Find the number of lines containing the string "determine" in the data. Answer with the number by itself.
= = =
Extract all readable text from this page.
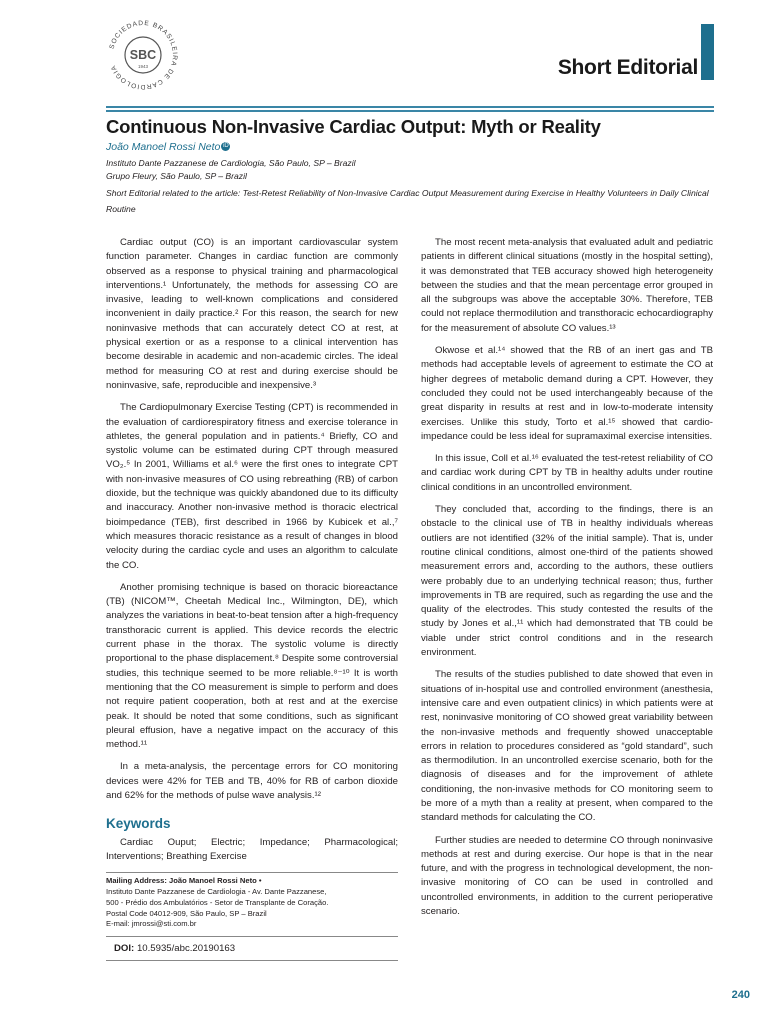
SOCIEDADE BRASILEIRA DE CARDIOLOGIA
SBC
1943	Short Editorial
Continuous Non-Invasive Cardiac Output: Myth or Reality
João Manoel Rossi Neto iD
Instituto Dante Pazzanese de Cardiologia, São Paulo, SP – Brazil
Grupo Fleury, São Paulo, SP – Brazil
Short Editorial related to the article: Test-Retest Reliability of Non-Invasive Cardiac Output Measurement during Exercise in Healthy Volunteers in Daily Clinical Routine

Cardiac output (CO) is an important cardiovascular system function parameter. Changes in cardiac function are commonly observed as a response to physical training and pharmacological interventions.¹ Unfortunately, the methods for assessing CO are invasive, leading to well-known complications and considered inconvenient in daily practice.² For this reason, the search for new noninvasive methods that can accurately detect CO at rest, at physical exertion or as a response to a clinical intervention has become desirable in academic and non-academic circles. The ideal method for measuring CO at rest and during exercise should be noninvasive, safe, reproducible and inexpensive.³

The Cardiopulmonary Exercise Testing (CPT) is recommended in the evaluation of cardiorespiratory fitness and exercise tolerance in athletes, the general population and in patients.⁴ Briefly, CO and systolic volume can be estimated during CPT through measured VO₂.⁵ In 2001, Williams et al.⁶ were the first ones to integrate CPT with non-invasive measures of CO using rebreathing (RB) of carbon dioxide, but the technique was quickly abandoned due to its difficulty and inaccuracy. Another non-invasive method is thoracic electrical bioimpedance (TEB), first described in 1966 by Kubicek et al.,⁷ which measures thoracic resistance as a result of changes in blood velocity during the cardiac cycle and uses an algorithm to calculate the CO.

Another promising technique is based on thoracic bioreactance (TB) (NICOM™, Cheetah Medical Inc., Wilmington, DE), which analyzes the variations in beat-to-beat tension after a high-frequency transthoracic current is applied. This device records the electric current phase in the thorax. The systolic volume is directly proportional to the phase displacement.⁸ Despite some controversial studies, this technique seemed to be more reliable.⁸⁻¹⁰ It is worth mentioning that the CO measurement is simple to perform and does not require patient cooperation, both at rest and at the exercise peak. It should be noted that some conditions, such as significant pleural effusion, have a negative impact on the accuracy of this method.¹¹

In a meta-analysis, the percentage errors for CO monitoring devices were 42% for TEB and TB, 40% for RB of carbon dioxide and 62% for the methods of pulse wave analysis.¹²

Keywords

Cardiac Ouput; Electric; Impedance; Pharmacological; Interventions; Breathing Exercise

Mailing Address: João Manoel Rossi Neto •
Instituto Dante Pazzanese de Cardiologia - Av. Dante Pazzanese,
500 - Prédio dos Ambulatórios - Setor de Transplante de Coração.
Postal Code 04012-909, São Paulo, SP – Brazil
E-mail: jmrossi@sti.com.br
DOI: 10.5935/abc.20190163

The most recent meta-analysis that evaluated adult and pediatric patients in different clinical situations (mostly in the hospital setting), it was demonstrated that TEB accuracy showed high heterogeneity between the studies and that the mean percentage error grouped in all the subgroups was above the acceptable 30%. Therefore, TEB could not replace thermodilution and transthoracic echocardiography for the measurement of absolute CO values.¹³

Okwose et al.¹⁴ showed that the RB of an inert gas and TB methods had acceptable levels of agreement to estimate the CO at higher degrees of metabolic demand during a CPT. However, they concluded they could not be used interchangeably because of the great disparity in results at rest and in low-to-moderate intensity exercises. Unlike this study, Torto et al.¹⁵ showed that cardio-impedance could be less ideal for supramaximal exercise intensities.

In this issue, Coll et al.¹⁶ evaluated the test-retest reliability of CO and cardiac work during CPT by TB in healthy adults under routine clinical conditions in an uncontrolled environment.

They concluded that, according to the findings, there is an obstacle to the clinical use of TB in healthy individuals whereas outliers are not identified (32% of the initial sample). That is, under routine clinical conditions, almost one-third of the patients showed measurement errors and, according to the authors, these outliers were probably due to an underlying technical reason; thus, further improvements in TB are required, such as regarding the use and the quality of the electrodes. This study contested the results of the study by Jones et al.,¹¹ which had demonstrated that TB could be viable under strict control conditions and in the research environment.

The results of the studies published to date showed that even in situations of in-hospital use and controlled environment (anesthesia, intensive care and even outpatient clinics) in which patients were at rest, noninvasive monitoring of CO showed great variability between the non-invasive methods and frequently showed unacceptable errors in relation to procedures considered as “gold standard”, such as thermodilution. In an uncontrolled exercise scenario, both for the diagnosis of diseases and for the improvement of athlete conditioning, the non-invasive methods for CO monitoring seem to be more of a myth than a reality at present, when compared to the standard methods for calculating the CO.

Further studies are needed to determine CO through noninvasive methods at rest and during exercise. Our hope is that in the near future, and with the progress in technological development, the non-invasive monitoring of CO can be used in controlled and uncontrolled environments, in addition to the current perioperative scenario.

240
= = =
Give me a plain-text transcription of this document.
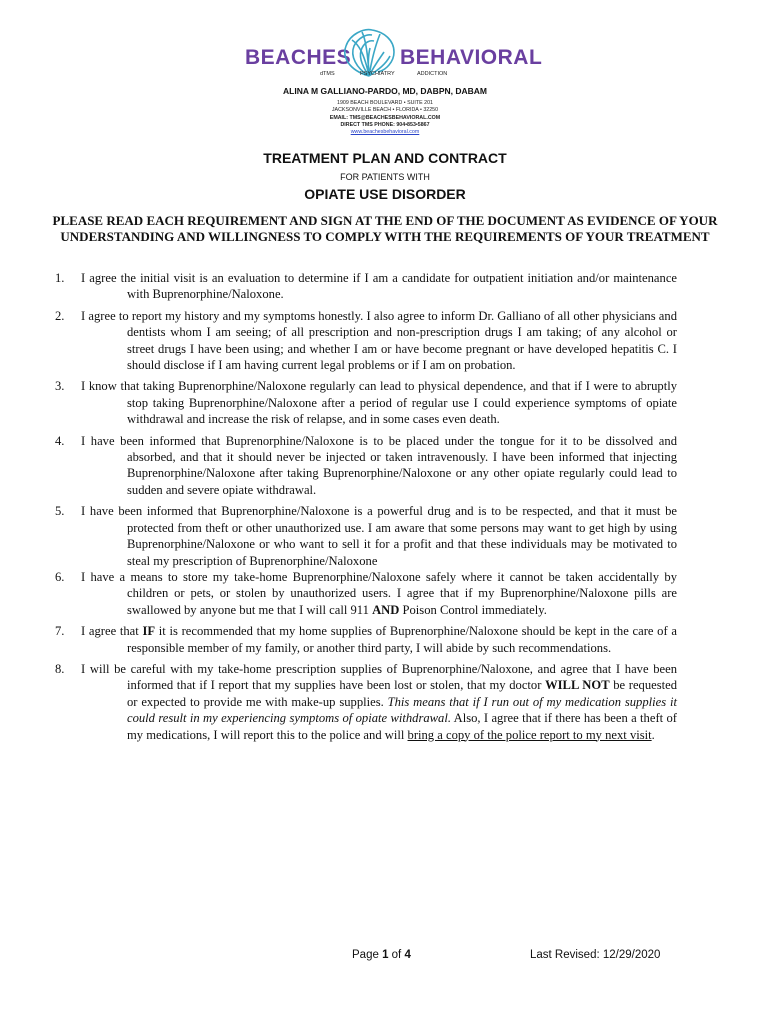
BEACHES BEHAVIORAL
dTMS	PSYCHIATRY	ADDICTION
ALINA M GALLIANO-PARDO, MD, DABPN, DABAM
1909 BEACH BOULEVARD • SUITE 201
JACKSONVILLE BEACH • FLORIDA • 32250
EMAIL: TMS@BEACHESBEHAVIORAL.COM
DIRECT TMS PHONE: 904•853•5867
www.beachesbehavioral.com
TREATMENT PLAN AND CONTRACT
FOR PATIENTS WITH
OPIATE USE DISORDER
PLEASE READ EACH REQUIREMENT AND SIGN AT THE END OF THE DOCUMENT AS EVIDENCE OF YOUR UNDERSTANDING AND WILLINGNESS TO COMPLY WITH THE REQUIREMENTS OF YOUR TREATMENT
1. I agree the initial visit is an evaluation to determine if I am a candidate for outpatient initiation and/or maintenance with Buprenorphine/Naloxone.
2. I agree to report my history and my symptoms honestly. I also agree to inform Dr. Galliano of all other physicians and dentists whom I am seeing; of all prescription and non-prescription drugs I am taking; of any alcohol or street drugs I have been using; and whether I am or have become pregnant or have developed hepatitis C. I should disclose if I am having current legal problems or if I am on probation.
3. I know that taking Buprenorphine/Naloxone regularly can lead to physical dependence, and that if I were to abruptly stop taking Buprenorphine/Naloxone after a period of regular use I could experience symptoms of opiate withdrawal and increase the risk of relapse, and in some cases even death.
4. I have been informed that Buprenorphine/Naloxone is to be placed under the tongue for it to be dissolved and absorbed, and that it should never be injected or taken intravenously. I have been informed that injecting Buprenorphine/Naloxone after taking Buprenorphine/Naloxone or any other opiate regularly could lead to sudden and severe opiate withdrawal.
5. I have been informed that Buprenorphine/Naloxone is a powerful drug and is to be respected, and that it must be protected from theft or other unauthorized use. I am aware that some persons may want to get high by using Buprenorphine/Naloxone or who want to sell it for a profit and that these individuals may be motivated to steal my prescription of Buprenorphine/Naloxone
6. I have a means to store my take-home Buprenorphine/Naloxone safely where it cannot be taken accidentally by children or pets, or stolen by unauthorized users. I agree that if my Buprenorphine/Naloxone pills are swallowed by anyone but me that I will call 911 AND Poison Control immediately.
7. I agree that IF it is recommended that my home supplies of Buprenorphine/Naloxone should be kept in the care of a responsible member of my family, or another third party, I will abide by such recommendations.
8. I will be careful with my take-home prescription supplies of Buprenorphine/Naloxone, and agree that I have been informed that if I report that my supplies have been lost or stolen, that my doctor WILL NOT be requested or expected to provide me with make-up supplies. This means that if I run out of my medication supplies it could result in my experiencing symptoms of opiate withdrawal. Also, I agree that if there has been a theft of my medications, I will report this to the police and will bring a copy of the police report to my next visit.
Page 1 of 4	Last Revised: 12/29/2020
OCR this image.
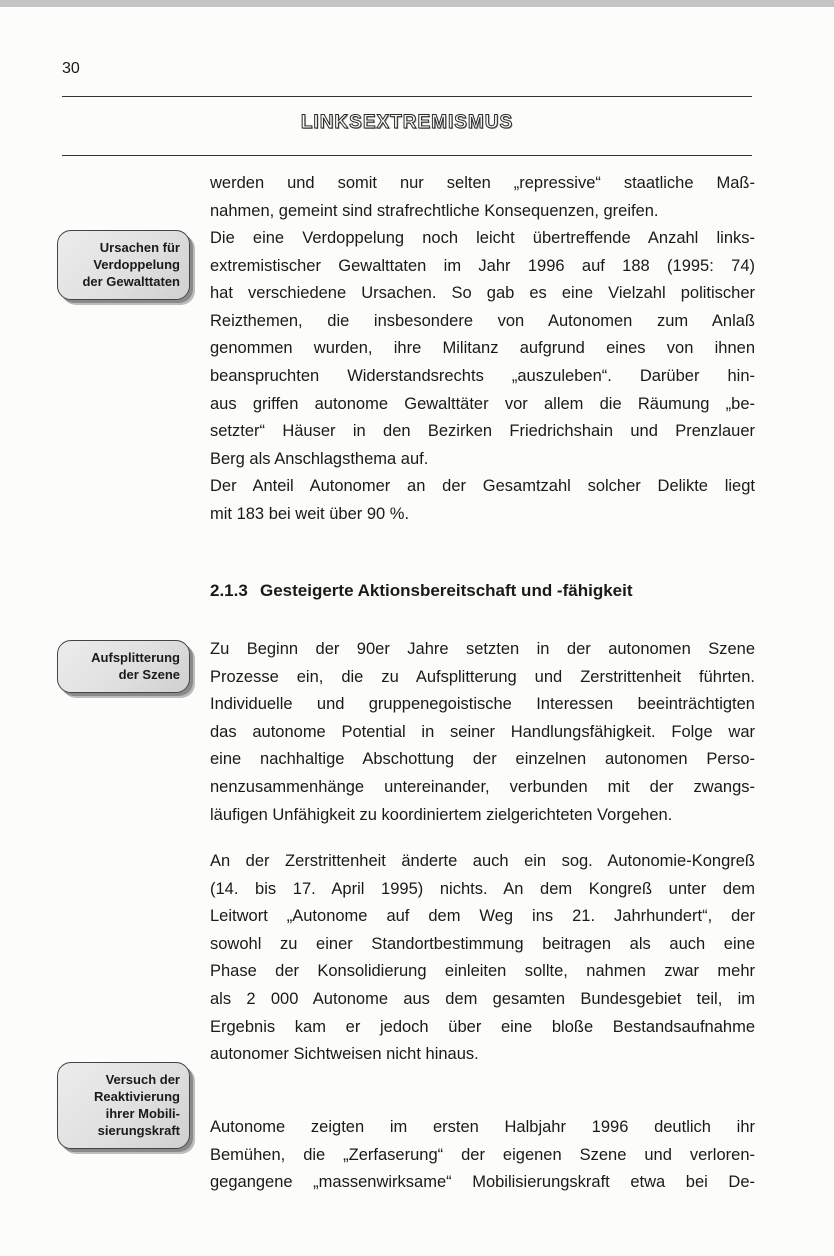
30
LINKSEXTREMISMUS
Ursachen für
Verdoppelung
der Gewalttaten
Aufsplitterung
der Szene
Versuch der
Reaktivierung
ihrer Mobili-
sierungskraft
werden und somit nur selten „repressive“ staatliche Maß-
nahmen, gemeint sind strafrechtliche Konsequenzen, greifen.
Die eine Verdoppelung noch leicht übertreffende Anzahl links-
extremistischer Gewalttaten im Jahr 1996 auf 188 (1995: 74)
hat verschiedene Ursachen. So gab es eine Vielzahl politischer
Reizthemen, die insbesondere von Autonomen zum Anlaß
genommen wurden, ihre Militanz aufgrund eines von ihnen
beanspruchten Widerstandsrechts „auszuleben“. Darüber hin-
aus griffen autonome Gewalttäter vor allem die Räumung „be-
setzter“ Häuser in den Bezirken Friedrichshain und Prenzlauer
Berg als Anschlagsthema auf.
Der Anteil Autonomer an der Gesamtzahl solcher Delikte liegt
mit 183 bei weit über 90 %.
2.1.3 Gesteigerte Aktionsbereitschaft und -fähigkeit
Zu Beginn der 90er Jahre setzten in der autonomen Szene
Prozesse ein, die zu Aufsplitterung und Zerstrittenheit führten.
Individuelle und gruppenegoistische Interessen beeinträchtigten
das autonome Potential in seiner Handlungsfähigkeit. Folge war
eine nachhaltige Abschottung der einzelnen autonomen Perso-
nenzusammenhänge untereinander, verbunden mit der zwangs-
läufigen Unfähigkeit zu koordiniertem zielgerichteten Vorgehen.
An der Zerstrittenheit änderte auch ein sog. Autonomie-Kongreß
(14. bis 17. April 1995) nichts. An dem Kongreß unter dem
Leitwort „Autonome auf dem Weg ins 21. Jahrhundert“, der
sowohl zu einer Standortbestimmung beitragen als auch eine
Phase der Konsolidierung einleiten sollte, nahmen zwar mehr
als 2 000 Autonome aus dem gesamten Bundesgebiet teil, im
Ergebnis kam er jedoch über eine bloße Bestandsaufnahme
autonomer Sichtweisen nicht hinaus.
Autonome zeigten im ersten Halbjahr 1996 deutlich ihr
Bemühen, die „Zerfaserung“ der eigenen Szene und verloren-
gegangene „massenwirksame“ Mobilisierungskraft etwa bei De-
= = =
* _Solved exercise_:
2